## PROBLEM
Transcribe every line exactly. Leave the pictures behind.

Rows from a figure dataset
==================================================
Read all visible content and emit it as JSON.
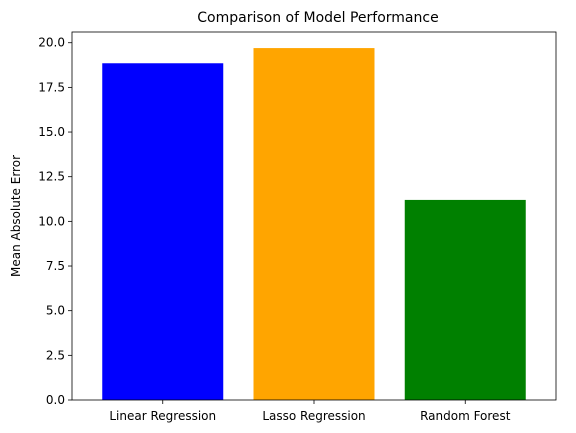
{
  "chart_data": {
    "type": "bar",
    "title": "Comparison of Model Performance",
    "xlabel": "",
    "ylabel": "Mean Absolute Error",
    "categories": [
      "Linear Regression",
      "Lasso Regression",
      "Random Forest"
    ],
    "values": [
      18.85,
      19.7,
      11.2
    ],
    "colors": [
      "#0000ff",
      "#ffa500",
      "#008000"
    ],
    "ylim": [
      0,
      20.6
    ],
    "yticks": [
      0.0,
      2.5,
      5.0,
      7.5,
      10.0,
      12.5,
      15.0,
      17.5,
      20.0
    ],
    "ytick_labels": [
      "0.0",
      "2.5",
      "5.0",
      "7.5",
      "10.0",
      "12.5",
      "15.0",
      "17.5",
      "20.0"
    ],
    "grid": false,
    "legend": "none"
  }
}
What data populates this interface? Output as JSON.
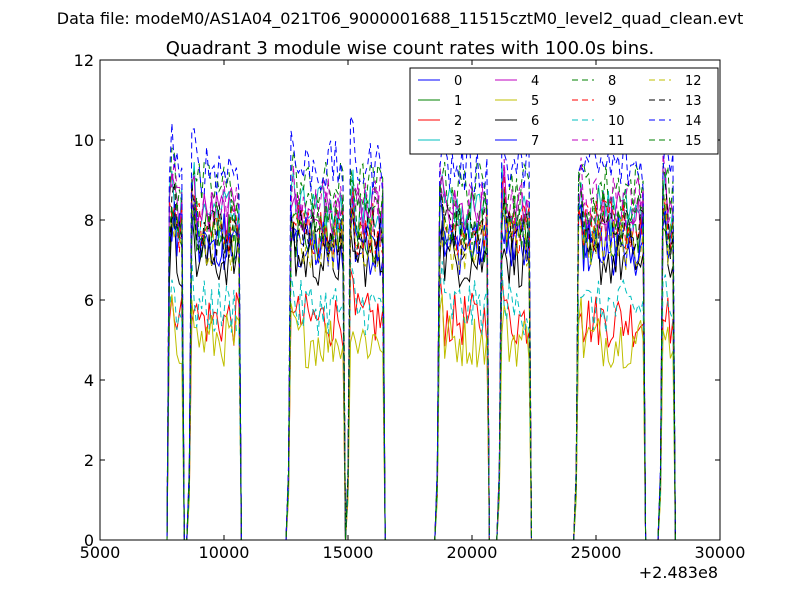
{
  "figure": {
    "suptitle": "Data file: modeM0/AS1A04_021T06_9000001688_11515cztM0_level2_quad_clean.evt"
  },
  "chart_data": {
    "type": "line",
    "title": "Quadrant 3 module wise count rates with 100.0s bins.",
    "xlabel": "",
    "ylabel": "",
    "x_offset_label": "+2.483e8",
    "xlim": [
      5000,
      30000
    ],
    "ylim": [
      0,
      12
    ],
    "xticks": [
      5000,
      10000,
      15000,
      20000,
      25000,
      30000
    ],
    "yticks": [
      0,
      2,
      4,
      6,
      8,
      10,
      12
    ],
    "grid": false,
    "legend_position": "top-right",
    "legend_ncol": 4,
    "active_segments": [
      [
        7800,
        8300
      ],
      [
        8600,
        10600
      ],
      [
        12600,
        14800
      ],
      [
        15000,
        16400
      ],
      [
        18600,
        20600
      ],
      [
        21100,
        22300
      ],
      [
        24200,
        26900
      ],
      [
        27600,
        28100
      ]
    ],
    "series": [
      {
        "name": "0",
        "color": "#0000ff",
        "dash": "solid",
        "level": 7.3
      },
      {
        "name": "1",
        "color": "#008000",
        "dash": "solid",
        "level": 7.6
      },
      {
        "name": "2",
        "color": "#ff0000",
        "dash": "solid",
        "level": 5.5
      },
      {
        "name": "3",
        "color": "#00bfbf",
        "dash": "solid",
        "level": 8.2
      },
      {
        "name": "4",
        "color": "#bf00bf",
        "dash": "solid",
        "level": 8.1
      },
      {
        "name": "5",
        "color": "#bfbf00",
        "dash": "solid",
        "level": 5.0
      },
      {
        "name": "6",
        "color": "#000000",
        "dash": "solid",
        "level": 7.0
      },
      {
        "name": "7",
        "color": "#0000ff",
        "dash": "solid",
        "level": 7.5
      },
      {
        "name": "8",
        "color": "#008000",
        "dash": "dashed",
        "level": 8.8
      },
      {
        "name": "9",
        "color": "#ff0000",
        "dash": "dashed",
        "level": 7.8
      },
      {
        "name": "10",
        "color": "#00bfbf",
        "dash": "dashed",
        "level": 5.8
      },
      {
        "name": "11",
        "color": "#bf00bf",
        "dash": "dashed",
        "level": 8.4
      },
      {
        "name": "12",
        "color": "#bfbf00",
        "dash": "dashed",
        "level": 7.4
      },
      {
        "name": "13",
        "color": "#000000",
        "dash": "dashed",
        "level": 7.7
      },
      {
        "name": "14",
        "color": "#0000ff",
        "dash": "dashed",
        "level": 9.3
      },
      {
        "name": "15",
        "color": "#008000",
        "dash": "dashed",
        "level": 8.0
      }
    ]
  }
}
==================================================
## EXERCISE RESULT
Read all visible content and emit it as JSON.
{
  "chart_data": {
    "type": "bar",
    "title": "Comparison of Model Performance",
    "xlabel": "",
    "ylabel": "Mean Absolute Error",
    "categories": [
      "Linear Regression",
      "Lasso Regression",
      "Random Forest"
    ],
    "values": [
      18.85,
      19.7,
      11.2
    ],
    "colors": [
      "#0000ff",
      "#ffa500",
      "#008000"
    ],
    "ylim": [
      0,
      20.6
    ],
    "yticks": [
      0.0,
      2.5,
      5.0,
      7.5,
      10.0,
      12.5,
      15.0,
      17.5,
      20.0
    ],
    "ytick_labels": [
      "0.0",
      "2.5",
      "5.0",
      "7.5",
      "10.0",
      "12.5",
      "15.0",
      "17.5",
      "20.0"
    ],
    "grid": false,
    "legend": "none"
  }
}
What data populates this interface? Output as JSON.
{
  "figure": {
    "suptitle": "Data file: modeM0/AS1A04_021T06_9000001688_11515cztM0_level2_quad_clean.evt"
  },
  "chart_data": {
    "type": "line",
    "title": "Quadrant 3 module wise count rates with 100.0s bins.",
    "xlabel": "",
    "ylabel": "",
    "x_offset_label": "+2.483e8",
    "xlim": [
      5000,
      30000
    ],
    "ylim": [
      0,
      12
    ],
    "xticks": [
      5000,
      10000,
      15000,
      20000,
      25000,
      30000
    ],
    "yticks": [
      0,
      2,
      4,
      6,
      8,
      10,
      12
    ],
    "grid": false,
    "legend_position": "top-right",
    "legend_ncol": 4,
    "active_segments": [
      [
        7800,
        8300
      ],
      [
        8600,
        10600
      ],
      [
        12600,
        14800
      ],
      [
        15000,
        16400
      ],
      [
        18600,
        20600
      ],
      [
        21100,
        22300
      ],
      [
        24200,
        26900
      ],
      [
        27600,
        28100
      ]
    ],
    "series": [
      {
        "name": "0",
        "color": "#0000ff",
        "dash": "solid",
        "level": 7.3
      },
      {
        "name": "1",
        "color": "#008000",
        "dash": "solid",
        "level": 7.6
      },
      {
        "name": "2",
        "color": "#ff0000",
        "dash": "solid",
        "level": 5.5
      },
      {
        "name": "3",
        "color": "#00bfbf",
        "dash": "solid",
        "level": 8.2
      },
      {
        "name": "4",
        "color": "#bf00bf",
        "dash": "solid",
        "level": 8.1
      },
      {
        "name": "5",
        "color": "#bfbf00",
        "dash": "solid",
        "level": 5.0
      },
      {
        "name": "6",
        "color": "#000000",
        "dash": "solid",
        "level": 7.0
      },
      {
        "name": "7",
        "color": "#0000ff",
        "dash": "solid",
        "level": 7.5
      },
      {
        "name": "8",
        "color": "#008000",
        "dash": "dashed",
        "level": 8.8
      },
      {
        "name": "9",
        "color": "#ff0000",
        "dash": "dashed",
        "level": 7.8
      },
      {
        "name": "10",
        "color": "#00bfbf",
        "dash": "dashed",
        "level": 5.8
      },
      {
        "name": "11",
        "color": "#bf00bf",
        "dash": "dashed",
        "level": 8.4
      },
      {
        "name": "12",
        "color": "#bfbf00",
        "dash": "dashed",
        "level": 7.4
      },
      {
        "name": "13",
        "color": "#000000",
        "dash": "dashed",
        "level": 7.7
      },
      {
        "name": "14",
        "color": "#0000ff",
        "dash": "dashed",
        "level": 9.3
      },
      {
        "name": "15",
        "color": "#008000",
        "dash": "dashed",
        "level": 8.0
      }
    ]
  }
}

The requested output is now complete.